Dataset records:
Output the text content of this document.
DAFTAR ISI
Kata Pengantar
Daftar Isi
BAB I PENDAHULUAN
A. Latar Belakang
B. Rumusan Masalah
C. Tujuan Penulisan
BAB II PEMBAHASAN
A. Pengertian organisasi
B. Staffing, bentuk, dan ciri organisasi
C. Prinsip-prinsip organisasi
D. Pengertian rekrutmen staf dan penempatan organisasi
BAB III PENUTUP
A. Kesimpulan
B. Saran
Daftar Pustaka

Problem to solve — Write out the full set of records exactly as given.

Answer to this problem —
Output the text content of this document.
DAFTAR ISI
Kata Pengantar
Daftar Isi
BAB I PENDAHULUAN
A. Latar Belakang
B. Rumusan Masalah
C. Tujuan Penulisan
BAB II PEMBAHASAN
A. Pengertian organisasi
B. Staffing, bentuk, dan ciri organisasi
C. Prinsip-prinsip organisasi
D. Pengertian rekrutmen staf dan penempatan organisasi
BAB III PENUTUP
A. Kesimpulan
B. Saran
Daftar Pustaka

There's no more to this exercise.